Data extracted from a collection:
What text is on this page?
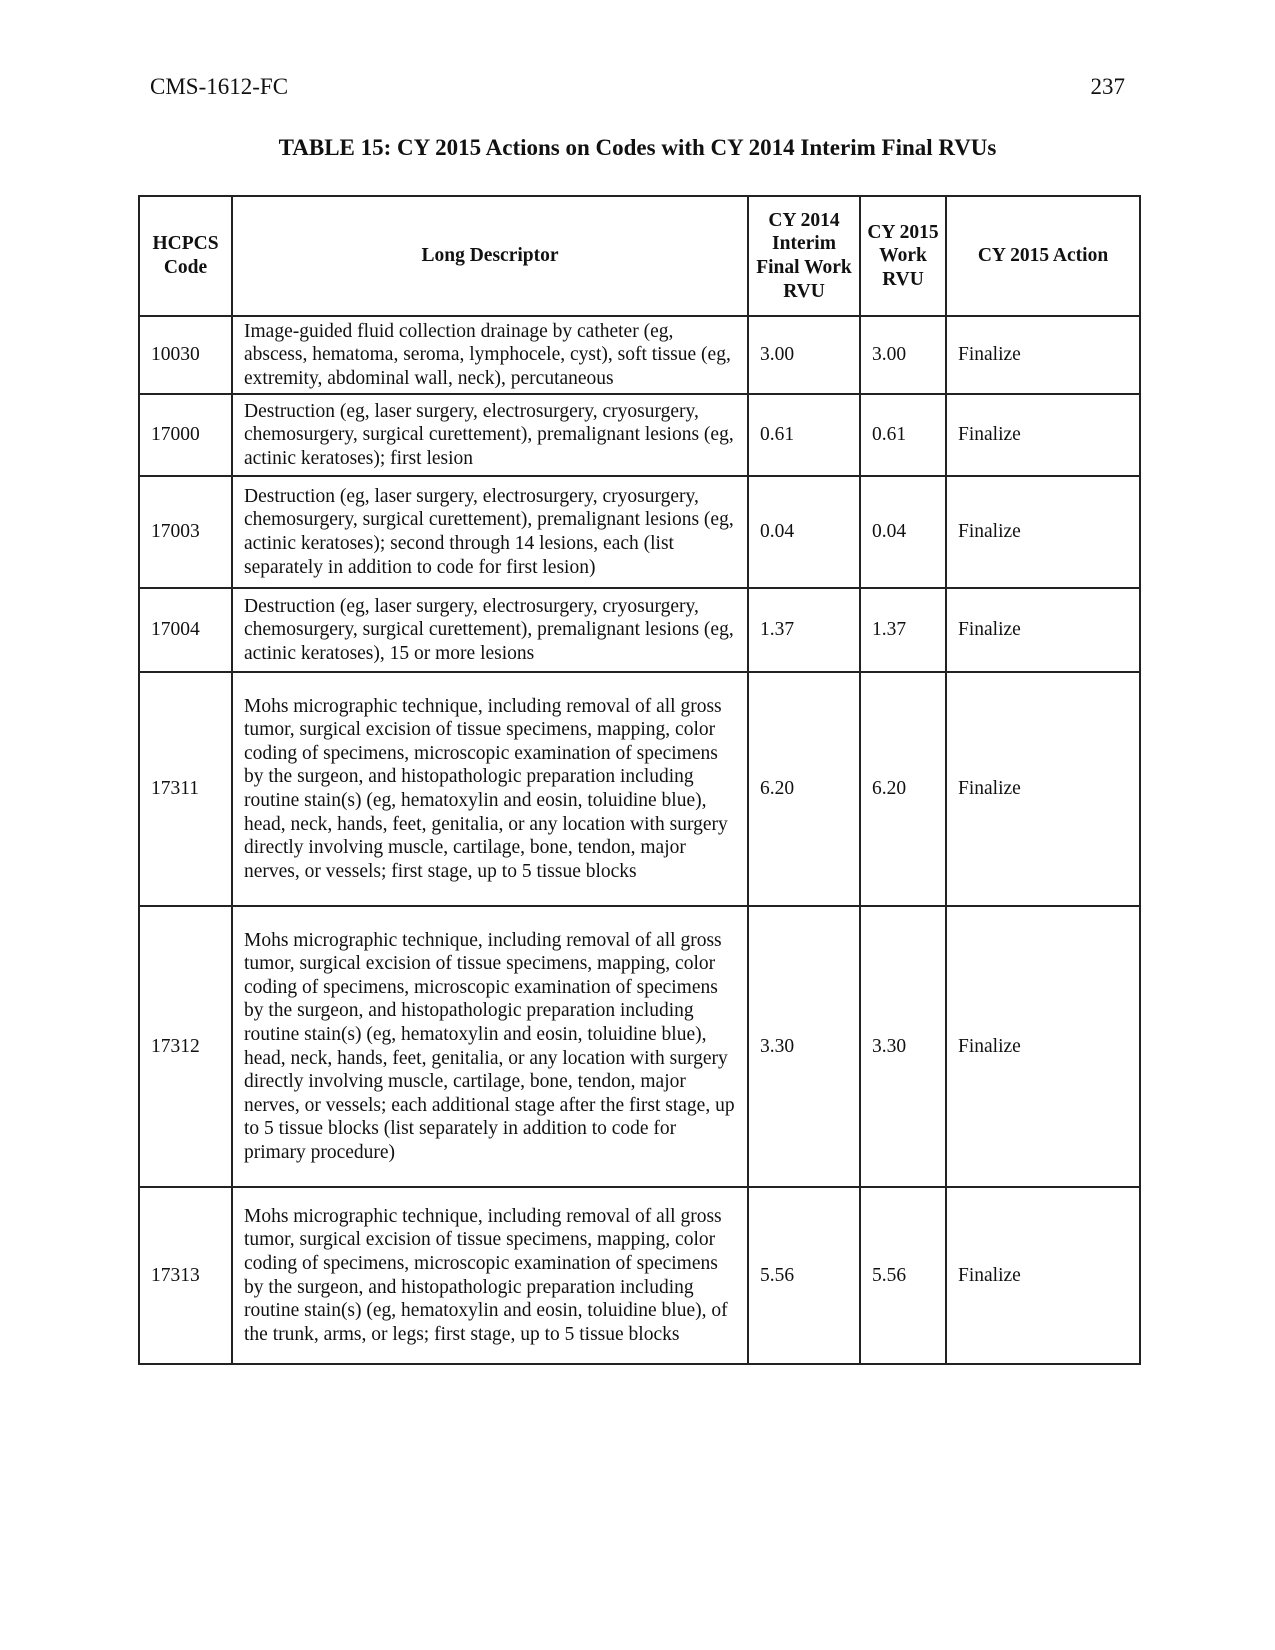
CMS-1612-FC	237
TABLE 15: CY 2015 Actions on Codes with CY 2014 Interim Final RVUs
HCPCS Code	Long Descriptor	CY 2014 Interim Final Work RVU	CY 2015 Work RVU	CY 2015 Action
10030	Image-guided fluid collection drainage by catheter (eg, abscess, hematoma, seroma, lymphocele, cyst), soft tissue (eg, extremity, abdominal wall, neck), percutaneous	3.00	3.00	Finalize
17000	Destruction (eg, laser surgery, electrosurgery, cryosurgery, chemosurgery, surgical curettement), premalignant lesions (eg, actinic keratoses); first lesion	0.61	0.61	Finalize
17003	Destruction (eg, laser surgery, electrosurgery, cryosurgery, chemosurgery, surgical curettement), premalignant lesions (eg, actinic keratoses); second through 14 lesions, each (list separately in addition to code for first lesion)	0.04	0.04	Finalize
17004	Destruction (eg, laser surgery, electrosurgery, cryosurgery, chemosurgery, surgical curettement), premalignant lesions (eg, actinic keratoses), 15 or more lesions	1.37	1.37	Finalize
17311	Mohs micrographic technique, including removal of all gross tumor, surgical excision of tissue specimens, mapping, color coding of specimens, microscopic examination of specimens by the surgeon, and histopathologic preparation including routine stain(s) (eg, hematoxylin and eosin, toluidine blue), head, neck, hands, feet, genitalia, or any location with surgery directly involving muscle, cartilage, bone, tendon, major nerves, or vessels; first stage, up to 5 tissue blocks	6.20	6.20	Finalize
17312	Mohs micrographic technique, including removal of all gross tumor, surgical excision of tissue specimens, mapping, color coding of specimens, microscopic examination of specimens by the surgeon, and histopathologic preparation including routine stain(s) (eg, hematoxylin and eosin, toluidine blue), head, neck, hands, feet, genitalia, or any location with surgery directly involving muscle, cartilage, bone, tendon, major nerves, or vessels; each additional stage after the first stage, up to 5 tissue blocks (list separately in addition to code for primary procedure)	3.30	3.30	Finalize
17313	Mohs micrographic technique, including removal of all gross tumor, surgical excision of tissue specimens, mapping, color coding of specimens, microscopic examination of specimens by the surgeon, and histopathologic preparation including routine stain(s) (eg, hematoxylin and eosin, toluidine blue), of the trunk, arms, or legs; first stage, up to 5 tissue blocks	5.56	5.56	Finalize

==

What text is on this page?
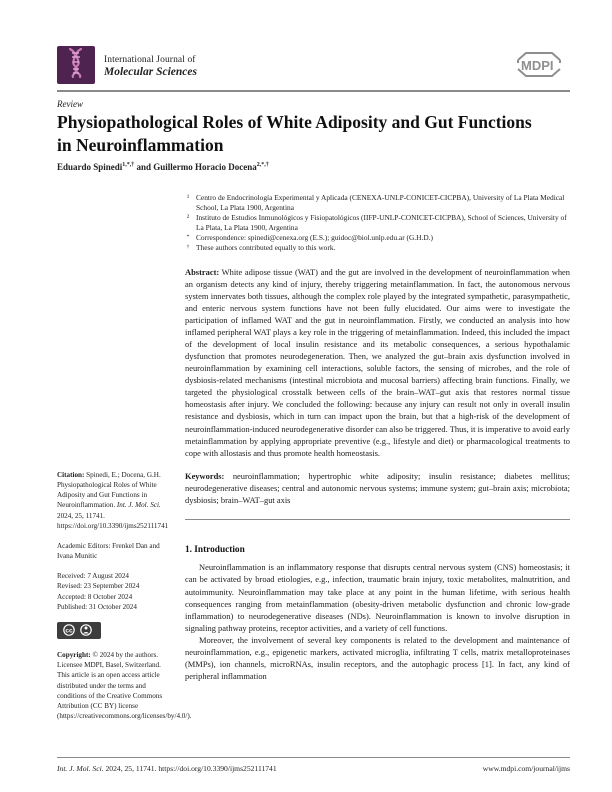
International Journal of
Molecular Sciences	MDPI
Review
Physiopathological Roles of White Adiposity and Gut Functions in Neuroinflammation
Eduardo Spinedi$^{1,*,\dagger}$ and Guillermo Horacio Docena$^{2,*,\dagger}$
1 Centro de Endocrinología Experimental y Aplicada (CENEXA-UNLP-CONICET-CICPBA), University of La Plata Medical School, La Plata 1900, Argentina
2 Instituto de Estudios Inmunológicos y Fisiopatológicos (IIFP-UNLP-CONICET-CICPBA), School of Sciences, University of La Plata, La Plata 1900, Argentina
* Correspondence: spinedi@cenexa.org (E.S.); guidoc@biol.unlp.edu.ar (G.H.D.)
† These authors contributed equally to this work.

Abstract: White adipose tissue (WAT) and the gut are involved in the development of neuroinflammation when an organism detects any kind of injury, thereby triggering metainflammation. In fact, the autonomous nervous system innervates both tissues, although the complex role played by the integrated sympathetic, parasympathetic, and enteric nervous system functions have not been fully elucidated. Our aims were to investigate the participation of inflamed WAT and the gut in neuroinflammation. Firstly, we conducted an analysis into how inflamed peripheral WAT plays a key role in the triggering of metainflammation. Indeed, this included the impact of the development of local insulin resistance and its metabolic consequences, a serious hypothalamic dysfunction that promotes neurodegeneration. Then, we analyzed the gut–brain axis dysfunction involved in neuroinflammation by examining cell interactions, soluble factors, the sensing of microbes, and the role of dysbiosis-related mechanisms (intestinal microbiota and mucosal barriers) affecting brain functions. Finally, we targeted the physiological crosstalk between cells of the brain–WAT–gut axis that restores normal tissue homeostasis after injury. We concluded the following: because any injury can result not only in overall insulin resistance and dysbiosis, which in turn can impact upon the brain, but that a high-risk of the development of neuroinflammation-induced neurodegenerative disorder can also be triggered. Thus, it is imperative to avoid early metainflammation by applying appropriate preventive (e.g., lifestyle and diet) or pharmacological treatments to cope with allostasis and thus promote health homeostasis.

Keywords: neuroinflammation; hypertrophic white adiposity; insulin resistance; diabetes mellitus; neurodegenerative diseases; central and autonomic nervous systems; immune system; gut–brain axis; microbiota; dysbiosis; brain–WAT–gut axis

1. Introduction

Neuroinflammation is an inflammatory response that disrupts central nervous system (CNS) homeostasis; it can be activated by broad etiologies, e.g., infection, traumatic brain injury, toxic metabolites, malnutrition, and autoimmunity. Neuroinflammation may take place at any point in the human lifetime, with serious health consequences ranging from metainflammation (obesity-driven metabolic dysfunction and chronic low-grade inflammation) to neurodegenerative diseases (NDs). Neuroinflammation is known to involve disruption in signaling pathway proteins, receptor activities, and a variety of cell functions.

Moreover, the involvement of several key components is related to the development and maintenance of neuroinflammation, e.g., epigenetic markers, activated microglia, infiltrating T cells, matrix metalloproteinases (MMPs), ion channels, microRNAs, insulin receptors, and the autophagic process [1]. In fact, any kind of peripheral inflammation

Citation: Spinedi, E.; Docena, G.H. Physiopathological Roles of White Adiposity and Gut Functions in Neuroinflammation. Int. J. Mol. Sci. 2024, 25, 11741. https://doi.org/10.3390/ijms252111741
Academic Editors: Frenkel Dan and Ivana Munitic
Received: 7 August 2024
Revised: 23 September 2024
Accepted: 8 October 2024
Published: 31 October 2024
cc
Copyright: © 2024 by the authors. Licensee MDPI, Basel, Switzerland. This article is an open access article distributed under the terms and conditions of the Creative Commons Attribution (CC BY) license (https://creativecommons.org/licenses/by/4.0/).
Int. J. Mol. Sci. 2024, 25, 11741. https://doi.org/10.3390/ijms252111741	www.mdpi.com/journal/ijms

==

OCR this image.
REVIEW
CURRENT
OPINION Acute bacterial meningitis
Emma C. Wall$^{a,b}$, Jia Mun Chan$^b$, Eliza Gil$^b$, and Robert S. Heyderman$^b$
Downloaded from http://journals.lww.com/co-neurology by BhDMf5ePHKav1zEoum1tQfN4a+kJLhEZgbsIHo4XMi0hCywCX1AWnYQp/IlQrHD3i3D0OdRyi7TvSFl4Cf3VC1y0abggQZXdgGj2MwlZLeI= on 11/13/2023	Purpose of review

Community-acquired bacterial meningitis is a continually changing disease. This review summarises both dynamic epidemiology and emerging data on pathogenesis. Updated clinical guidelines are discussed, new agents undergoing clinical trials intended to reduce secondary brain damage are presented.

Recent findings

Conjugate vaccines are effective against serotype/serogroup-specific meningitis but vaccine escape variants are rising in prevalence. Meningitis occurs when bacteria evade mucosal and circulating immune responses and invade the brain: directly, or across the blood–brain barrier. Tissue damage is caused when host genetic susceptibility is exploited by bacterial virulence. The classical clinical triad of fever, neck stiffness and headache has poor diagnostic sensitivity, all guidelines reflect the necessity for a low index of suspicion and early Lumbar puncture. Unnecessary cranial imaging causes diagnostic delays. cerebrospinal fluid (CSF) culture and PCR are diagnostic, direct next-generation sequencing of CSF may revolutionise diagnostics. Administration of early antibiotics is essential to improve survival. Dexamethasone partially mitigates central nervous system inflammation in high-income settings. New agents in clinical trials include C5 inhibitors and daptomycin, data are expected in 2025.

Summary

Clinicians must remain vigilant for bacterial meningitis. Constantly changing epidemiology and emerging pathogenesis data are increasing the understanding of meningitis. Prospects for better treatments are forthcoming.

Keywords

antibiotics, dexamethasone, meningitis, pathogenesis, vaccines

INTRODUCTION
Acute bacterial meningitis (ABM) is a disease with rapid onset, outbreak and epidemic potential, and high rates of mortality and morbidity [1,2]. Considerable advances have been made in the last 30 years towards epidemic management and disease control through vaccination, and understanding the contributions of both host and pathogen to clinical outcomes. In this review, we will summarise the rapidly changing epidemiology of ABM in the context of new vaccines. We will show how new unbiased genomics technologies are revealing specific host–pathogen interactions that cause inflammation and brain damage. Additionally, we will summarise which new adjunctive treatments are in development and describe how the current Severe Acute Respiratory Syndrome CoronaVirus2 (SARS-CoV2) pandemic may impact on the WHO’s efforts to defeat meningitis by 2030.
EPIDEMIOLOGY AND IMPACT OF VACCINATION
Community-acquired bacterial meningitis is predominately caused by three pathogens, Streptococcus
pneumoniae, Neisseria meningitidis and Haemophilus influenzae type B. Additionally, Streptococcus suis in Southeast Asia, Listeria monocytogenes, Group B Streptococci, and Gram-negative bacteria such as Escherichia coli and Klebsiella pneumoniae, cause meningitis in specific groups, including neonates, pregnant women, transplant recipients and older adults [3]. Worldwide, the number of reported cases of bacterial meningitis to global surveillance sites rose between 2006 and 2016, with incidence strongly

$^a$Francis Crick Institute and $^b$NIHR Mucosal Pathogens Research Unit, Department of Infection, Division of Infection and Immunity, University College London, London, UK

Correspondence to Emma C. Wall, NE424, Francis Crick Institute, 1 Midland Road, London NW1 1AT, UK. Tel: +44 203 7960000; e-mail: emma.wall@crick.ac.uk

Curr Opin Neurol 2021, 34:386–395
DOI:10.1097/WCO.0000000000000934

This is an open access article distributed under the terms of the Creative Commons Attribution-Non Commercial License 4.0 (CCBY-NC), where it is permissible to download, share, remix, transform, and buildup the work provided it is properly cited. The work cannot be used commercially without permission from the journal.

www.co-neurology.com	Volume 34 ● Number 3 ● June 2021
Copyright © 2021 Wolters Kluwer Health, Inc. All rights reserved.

REQUIRED ACTION:
Above are the entries; copy every line among them that contains the word "Community".

ANSWER TO THIS EXERCISE:
Community-acquired bacterial meningitis is a continually changing disease. This review summarises both dynamic epidemiology and emerging data on pathogenesis. Updated clinical guidelines are discussed, new agents undergoing clinical trials intended to reduce secondary brain damage are presented.
Community-acquired bacterial meningitis is predominately caused by three pathogens, Streptococcus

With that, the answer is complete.